→ What is being asked: Copy the entries below exactly. Images do not belong in the copy.

(Figure dataset records)
::::

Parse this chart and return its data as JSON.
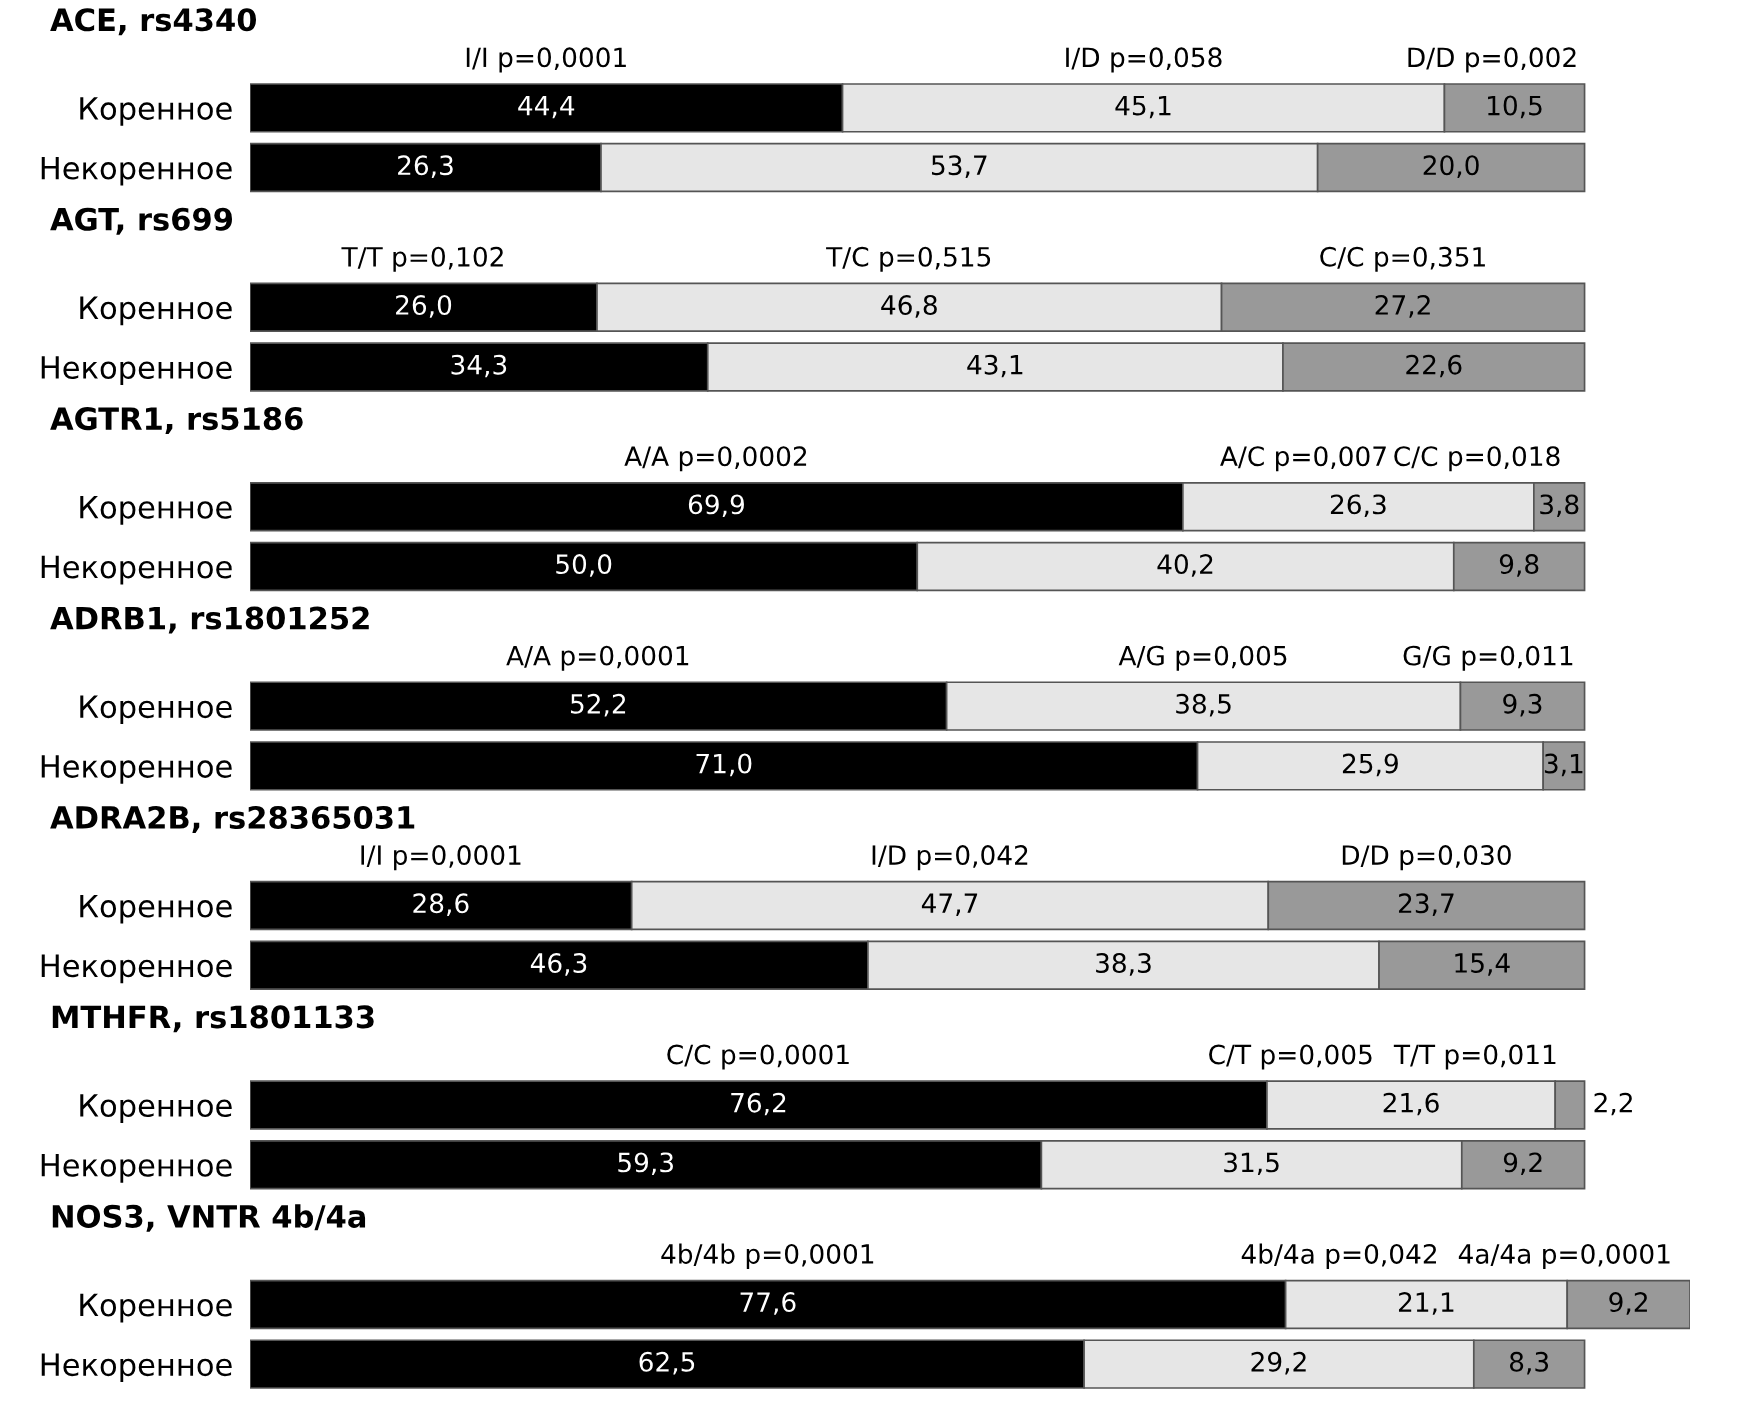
{
  "chart_data": [
    {
      "type": "bar",
      "orientation": "horizontal",
      "stacked": true,
      "title": "ACE, rs4340",
      "categories": [
        "Коренное",
        "Некоренное"
      ],
      "tick_labels": "y",
      "series": [
        {
          "name": "I/I p=0,0001",
          "color": "#000000",
          "values": [
            44.4,
            26.3
          ],
          "value_labels": [
            "44,4",
            "26,3"
          ]
        },
        {
          "name": "I/D p=0,058",
          "color": "#e6e6e6",
          "values": [
            45.1,
            53.7
          ],
          "value_labels": [
            "45,1",
            "53,7"
          ]
        },
        {
          "name": "D/D p=0,002",
          "color": "#999999",
          "values": [
            10.5,
            20.0
          ],
          "value_labels": [
            "10,5",
            "20,0"
          ]
        }
      ]
    },
    {
      "type": "bar",
      "orientation": "horizontal",
      "stacked": true,
      "title": "AGT, rs699",
      "categories": [
        "Коренное",
        "Некоренное"
      ],
      "tick_labels": "y",
      "series": [
        {
          "name": "T/T p=0,102",
          "color": "#000000",
          "values": [
            26.0,
            34.3
          ],
          "value_labels": [
            "26,0",
            "34,3"
          ]
        },
        {
          "name": "T/C p=0,515",
          "color": "#e6e6e6",
          "values": [
            46.8,
            43.1
          ],
          "value_labels": [
            "46,8",
            "43,1"
          ]
        },
        {
          "name": "C/C p=0,351",
          "color": "#999999",
          "values": [
            27.2,
            22.6
          ],
          "value_labels": [
            "27,2",
            "22,6"
          ]
        }
      ]
    },
    {
      "type": "bar",
      "orientation": "horizontal",
      "stacked": true,
      "title": "AGTR1, rs5186",
      "categories": [
        "Коренное",
        "Некоренное"
      ],
      "tick_labels": "y",
      "series": [
        {
          "name": "A/A p=0,0002",
          "color": "#000000",
          "values": [
            69.9,
            50.0
          ],
          "value_labels": [
            "69,9",
            "50,0"
          ]
        },
        {
          "name": "A/C p=0,007",
          "color": "#e6e6e6",
          "values": [
            26.3,
            40.2
          ],
          "value_labels": [
            "26,3",
            "40,2"
          ]
        },
        {
          "name": "C/C p=0,018",
          "color": "#999999",
          "values": [
            3.8,
            9.8
          ],
          "value_labels": [
            "3,8",
            "9,8"
          ]
        }
      ]
    },
    {
      "type": "bar",
      "orientation": "horizontal",
      "stacked": true,
      "title": "ADRB1, rs1801252",
      "categories": [
        "Коренное",
        "Некоренное"
      ],
      "tick_labels": "y",
      "series": [
        {
          "name": "A/A p=0,0001",
          "color": "#000000",
          "values": [
            52.2,
            71.0
          ],
          "value_labels": [
            "52,2",
            "71,0"
          ]
        },
        {
          "name": "A/G p=0,005",
          "color": "#e6e6e6",
          "values": [
            38.5,
            25.9
          ],
          "value_labels": [
            "38,5",
            "25,9"
          ]
        },
        {
          "name": "G/G p=0,011",
          "color": "#999999",
          "values": [
            9.3,
            3.1
          ],
          "value_labels": [
            "9,3",
            "3,1"
          ]
        }
      ]
    },
    {
      "type": "bar",
      "orientation": "horizontal",
      "stacked": true,
      "title": "ADRA2B, rs28365031",
      "categories": [
        "Коренное",
        "Некоренное"
      ],
      "tick_labels": "y",
      "series": [
        {
          "name": "I/I p=0,0001",
          "color": "#000000",
          "values": [
            28.6,
            46.3
          ],
          "value_labels": [
            "28,6",
            "46,3"
          ]
        },
        {
          "name": "I/D p=0,042",
          "color": "#e6e6e6",
          "values": [
            47.7,
            38.3
          ],
          "value_labels": [
            "47,7",
            "38,3"
          ]
        },
        {
          "name": "D/D p=0,030",
          "color": "#999999",
          "values": [
            23.7,
            15.4
          ],
          "value_labels": [
            "23,7",
            "15,4"
          ]
        }
      ]
    },
    {
      "type": "bar",
      "orientation": "horizontal",
      "stacked": true,
      "title": "MTHFR, rs1801133",
      "categories": [
        "Коренное",
        "Некоренное"
      ],
      "tick_labels": "y",
      "series": [
        {
          "name": "C/C p=0,0001",
          "color": "#000000",
          "values": [
            76.2,
            59.3
          ],
          "value_labels": [
            "76,2",
            "59,3"
          ]
        },
        {
          "name": "C/T p=0,005",
          "color": "#e6e6e6",
          "values": [
            21.6,
            31.5
          ],
          "value_labels": [
            "21,6",
            "31,5"
          ]
        },
        {
          "name": "T/T p=0,011",
          "color": "#999999",
          "values": [
            2.2,
            9.2
          ],
          "value_labels": [
            "2,2",
            "9,2"
          ]
        }
      ]
    },
    {
      "type": "bar",
      "orientation": "horizontal",
      "stacked": true,
      "title": "NOS3, VNTR 4b/4a",
      "categories": [
        "Коренное",
        "Некоренное"
      ],
      "tick_labels": "y",
      "series": [
        {
          "name": "4b/4b p=0,0001",
          "color": "#000000",
          "values": [
            77.6,
            62.5
          ],
          "value_labels": [
            "77,6",
            "62,5"
          ]
        },
        {
          "name": "4b/4a p=0,042",
          "color": "#e6e6e6",
          "values": [
            21.1,
            29.2
          ],
          "value_labels": [
            "21,1",
            "29,2"
          ]
        },
        {
          "name": "4a/4a p=0,0001",
          "color": "#999999",
          "values": [
            9.2,
            8.3
          ],
          "value_labels": [
            "9,2",
            "8,3"
          ]
        }
      ]
    }
  ]
}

::::

→ Solution to the problem:
Parse this chart and return its data as JSON.
{
  "chart_data": [
    {
      "type": "bar",
      "orientation": "horizontal",
      "stacked": true,
      "title": "ACE, rs4340",
      "categories": [
        "Коренное",
        "Некоренное"
      ],
      "tick_labels": "y",
      "series": [
        {
          "name": "I/I p=0,0001",
          "color": "#000000",
          "values": [
            44.4,
            26.3
          ],
          "value_labels": [
            "44,4",
            "26,3"
          ]
        },
        {
          "name": "I/D p=0,058",
          "color": "#e6e6e6",
          "values": [
            45.1,
            53.7
          ],
          "value_labels": [
            "45,1",
            "53,7"
          ]
        },
        {
          "name": "D/D p=0,002",
          "color": "#999999",
          "values": [
            10.5,
            20.0
          ],
          "value_labels": [
            "10,5",
            "20,0"
          ]
        }
      ]
    },
    {
      "type": "bar",
      "orientation": "horizontal",
      "stacked": true,
      "title": "AGT, rs699",
      "categories": [
        "Коренное",
        "Некоренное"
      ],
      "tick_labels": "y",
      "series": [
        {
          "name": "T/T p=0,102",
          "color": "#000000",
          "values": [
            26.0,
            34.3
          ],
          "value_labels": [
            "26,0",
            "34,3"
          ]
        },
        {
          "name": "T/C p=0,515",
          "color": "#e6e6e6",
          "values": [
            46.8,
            43.1
          ],
          "value_labels": [
            "46,8",
            "43,1"
          ]
        },
        {
          "name": "C/C p=0,351",
          "color": "#999999",
          "values": [
            27.2,
            22.6
          ],
          "value_labels": [
            "27,2",
            "22,6"
          ]
        }
      ]
    },
    {
      "type": "bar",
      "orientation": "horizontal",
      "stacked": true,
      "title": "AGTR1, rs5186",
      "categories": [
        "Коренное",
        "Некоренное"
      ],
      "tick_labels": "y",
      "series": [
        {
          "name": "A/A p=0,0002",
          "color": "#000000",
          "values": [
            69.9,
            50.0
          ],
          "value_labels": [
            "69,9",
            "50,0"
          ]
        },
        {
          "name": "A/C p=0,007",
          "color": "#e6e6e6",
          "values": [
            26.3,
            40.2
          ],
          "value_labels": [
            "26,3",
            "40,2"
          ]
        },
        {
          "name": "C/C p=0,018",
          "color": "#999999",
          "values": [
            3.8,
            9.8
          ],
          "value_labels": [
            "3,8",
            "9,8"
          ]
        }
      ]
    },
    {
      "type": "bar",
      "orientation": "horizontal",
      "stacked": true,
      "title": "ADRB1, rs1801252",
      "categories": [
        "Коренное",
        "Некоренное"
      ],
      "tick_labels": "y",
      "series": [
        {
          "name": "A/A p=0,0001",
          "color": "#000000",
          "values": [
            52.2,
            71.0
          ],
          "value_labels": [
            "52,2",
            "71,0"
          ]
        },
        {
          "name": "A/G p=0,005",
          "color": "#e6e6e6",
          "values": [
            38.5,
            25.9
          ],
          "value_labels": [
            "38,5",
            "25,9"
          ]
        },
        {
          "name": "G/G p=0,011",
          "color": "#999999",
          "values": [
            9.3,
            3.1
          ],
          "value_labels": [
            "9,3",
            "3,1"
          ]
        }
      ]
    },
    {
      "type": "bar",
      "orientation": "horizontal",
      "stacked": true,
      "title": "ADRA2B, rs28365031",
      "categories": [
        "Коренное",
        "Некоренное"
      ],
      "tick_labels": "y",
      "series": [
        {
          "name": "I/I p=0,0001",
          "color": "#000000",
          "values": [
            28.6,
            46.3
          ],
          "value_labels": [
            "28,6",
            "46,3"
          ]
        },
        {
          "name": "I/D p=0,042",
          "color": "#e6e6e6",
          "values": [
            47.7,
            38.3
          ],
          "value_labels": [
            "47,7",
            "38,3"
          ]
        },
        {
          "name": "D/D p=0,030",
          "color": "#999999",
          "values": [
            23.7,
            15.4
          ],
          "value_labels": [
            "23,7",
            "15,4"
          ]
        }
      ]
    },
    {
      "type": "bar",
      "orientation": "horizontal",
      "stacked": true,
      "title": "MTHFR, rs1801133",
      "categories": [
        "Коренное",
        "Некоренное"
      ],
      "tick_labels": "y",
      "series": [
        {
          "name": "C/C p=0,0001",
          "color": "#000000",
          "values": [
            76.2,
            59.3
          ],
          "value_labels": [
            "76,2",
            "59,3"
          ]
        },
        {
          "name": "C/T p=0,005",
          "color": "#e6e6e6",
          "values": [
            21.6,
            31.5
          ],
          "value_labels": [
            "21,6",
            "31,5"
          ]
        },
        {
          "name": "T/T p=0,011",
          "color": "#999999",
          "values": [
            2.2,
            9.2
          ],
          "value_labels": [
            "2,2",
            "9,2"
          ]
        }
      ]
    },
    {
      "type": "bar",
      "orientation": "horizontal",
      "stacked": true,
      "title": "NOS3, VNTR 4b/4a",
      "categories": [
        "Коренное",
        "Некоренное"
      ],
      "tick_labels": "y",
      "series": [
        {
          "name": "4b/4b p=0,0001",
          "color": "#000000",
          "values": [
            77.6,
            62.5
          ],
          "value_labels": [
            "77,6",
            "62,5"
          ]
        },
        {
          "name": "4b/4a p=0,042",
          "color": "#e6e6e6",
          "values": [
            21.1,
            29.2
          ],
          "value_labels": [
            "21,1",
            "29,2"
          ]
        },
        {
          "name": "4a/4a p=0,0001",
          "color": "#999999",
          "values": [
            9.2,
            8.3
          ],
          "value_labels": [
            "9,2",
            "8,3"
          ]
        }
      ]
    }
  ]
}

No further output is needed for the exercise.